## Provided records
··········

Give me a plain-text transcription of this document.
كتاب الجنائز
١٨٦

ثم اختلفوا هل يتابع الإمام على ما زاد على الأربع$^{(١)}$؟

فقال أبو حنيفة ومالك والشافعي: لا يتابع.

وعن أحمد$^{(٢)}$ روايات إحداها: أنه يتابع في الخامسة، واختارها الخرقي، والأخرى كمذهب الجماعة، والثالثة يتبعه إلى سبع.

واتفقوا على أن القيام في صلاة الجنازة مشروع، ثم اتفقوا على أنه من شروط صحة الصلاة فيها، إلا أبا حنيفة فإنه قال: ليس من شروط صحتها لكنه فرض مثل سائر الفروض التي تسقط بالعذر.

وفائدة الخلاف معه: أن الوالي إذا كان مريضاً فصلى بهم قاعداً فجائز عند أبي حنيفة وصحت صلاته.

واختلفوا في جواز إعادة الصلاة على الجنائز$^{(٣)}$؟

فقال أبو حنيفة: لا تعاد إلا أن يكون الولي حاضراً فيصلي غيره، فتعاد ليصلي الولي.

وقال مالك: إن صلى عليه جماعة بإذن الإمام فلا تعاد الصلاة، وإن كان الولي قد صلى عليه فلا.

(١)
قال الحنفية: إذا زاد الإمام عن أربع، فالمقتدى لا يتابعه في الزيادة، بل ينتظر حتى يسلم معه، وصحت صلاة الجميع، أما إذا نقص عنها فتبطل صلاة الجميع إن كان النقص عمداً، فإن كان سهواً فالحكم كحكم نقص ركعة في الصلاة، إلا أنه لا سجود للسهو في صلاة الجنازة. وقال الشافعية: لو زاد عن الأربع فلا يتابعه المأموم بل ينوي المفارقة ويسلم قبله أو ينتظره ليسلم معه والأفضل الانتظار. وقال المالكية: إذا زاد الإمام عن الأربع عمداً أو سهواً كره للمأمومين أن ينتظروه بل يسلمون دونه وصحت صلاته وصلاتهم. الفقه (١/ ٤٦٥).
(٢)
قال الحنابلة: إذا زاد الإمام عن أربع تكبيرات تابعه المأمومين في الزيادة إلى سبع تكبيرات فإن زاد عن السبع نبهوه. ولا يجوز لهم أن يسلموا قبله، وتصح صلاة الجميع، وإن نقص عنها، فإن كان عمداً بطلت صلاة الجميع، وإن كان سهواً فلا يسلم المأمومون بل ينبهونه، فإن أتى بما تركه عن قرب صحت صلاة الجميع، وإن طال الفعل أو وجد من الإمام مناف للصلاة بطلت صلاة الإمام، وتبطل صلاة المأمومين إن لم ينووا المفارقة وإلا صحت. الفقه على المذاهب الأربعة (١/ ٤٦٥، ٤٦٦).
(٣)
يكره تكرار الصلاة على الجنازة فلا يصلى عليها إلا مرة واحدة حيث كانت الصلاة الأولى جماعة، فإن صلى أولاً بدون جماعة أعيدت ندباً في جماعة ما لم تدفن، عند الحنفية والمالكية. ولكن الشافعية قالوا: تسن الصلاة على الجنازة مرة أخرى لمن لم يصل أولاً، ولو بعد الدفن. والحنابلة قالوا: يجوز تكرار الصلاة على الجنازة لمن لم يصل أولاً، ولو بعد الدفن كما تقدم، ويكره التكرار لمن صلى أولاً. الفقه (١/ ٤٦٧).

··········

## Exercise brief
Set down the listing above in full, please, exactly as it appears.

## In response
Give me a plain-text transcription of this document.
كتاب الجنائز
١٨٦

ثم اختلفوا هل يتابع الإمام على ما زاد على الأربع$^{(١)}$؟

فقال أبو حنيفة ومالك والشافعي: لا يتابع.

وعن أحمد$^{(٢)}$ روايات إحداها: أنه يتابع في الخامسة، واختارها الخرقي، والأخرى كمذهب الجماعة، والثالثة يتبعه إلى سبع.

واتفقوا على أن القيام في صلاة الجنازة مشروع، ثم اتفقوا على أنه من شروط صحة الصلاة فيها، إلا أبا حنيفة فإنه قال: ليس من شروط صحتها لكنه فرض مثل سائر الفروض التي تسقط بالعذر.

وفائدة الخلاف معه: أن الوالي إذا كان مريضاً فصلى بهم قاعداً فجائز عند أبي حنيفة وصحت صلاته.

واختلفوا في جواز إعادة الصلاة على الجنائز$^{(٣)}$؟

فقال أبو حنيفة: لا تعاد إلا أن يكون الولي حاضراً فيصلي غيره، فتعاد ليصلي الولي.

وقال مالك: إن صلى عليه جماعة بإذن الإمام فلا تعاد الصلاة، وإن كان الولي قد صلى عليه فلا.

(١)
قال الحنفية: إذا زاد الإمام عن أربع، فالمقتدى لا يتابعه في الزيادة، بل ينتظر حتى يسلم معه، وصحت صلاة الجميع، أما إذا نقص عنها فتبطل صلاة الجميع إن كان النقص عمداً، فإن كان سهواً فالحكم كحكم نقص ركعة في الصلاة، إلا أنه لا سجود للسهو في صلاة الجنازة. وقال الشافعية: لو زاد عن الأربع فلا يتابعه المأموم بل ينوي المفارقة ويسلم قبله أو ينتظره ليسلم معه والأفضل الانتظار. وقال المالكية: إذا زاد الإمام عن الأربع عمداً أو سهواً كره للمأمومين أن ينتظروه بل يسلمون دونه وصحت صلاته وصلاتهم. الفقه (١/ ٤٦٥).
(٢)
قال الحنابلة: إذا زاد الإمام عن أربع تكبيرات تابعه المأمومين في الزيادة إلى سبع تكبيرات فإن زاد عن السبع نبهوه. ولا يجوز لهم أن يسلموا قبله، وتصح صلاة الجميع، وإن نقص عنها، فإن كان عمداً بطلت صلاة الجميع، وإن كان سهواً فلا يسلم المأمومون بل ينبهونه، فإن أتى بما تركه عن قرب صحت صلاة الجميع، وإن طال الفعل أو وجد من الإمام مناف للصلاة بطلت صلاة الإمام، وتبطل صلاة المأمومين إن لم ينووا المفارقة وإلا صحت. الفقه على المذاهب الأربعة (١/ ٤٦٥، ٤٦٦).
(٣)
يكره تكرار الصلاة على الجنازة فلا يصلى عليها إلا مرة واحدة حيث كانت الصلاة الأولى جماعة، فإن صلى أولاً بدون جماعة أعيدت ندباً في جماعة ما لم تدفن، عند الحنفية والمالكية. ولكن الشافعية قالوا: تسن الصلاة على الجنازة مرة أخرى لمن لم يصل أولاً، ولو بعد الدفن. والحنابلة قالوا: يجوز تكرار الصلاة على الجنازة لمن لم يصل أولاً، ولو بعد الدفن كما تقدم، ويكره التكرار لمن صلى أولاً. الفقه (١/ ٤٦٧).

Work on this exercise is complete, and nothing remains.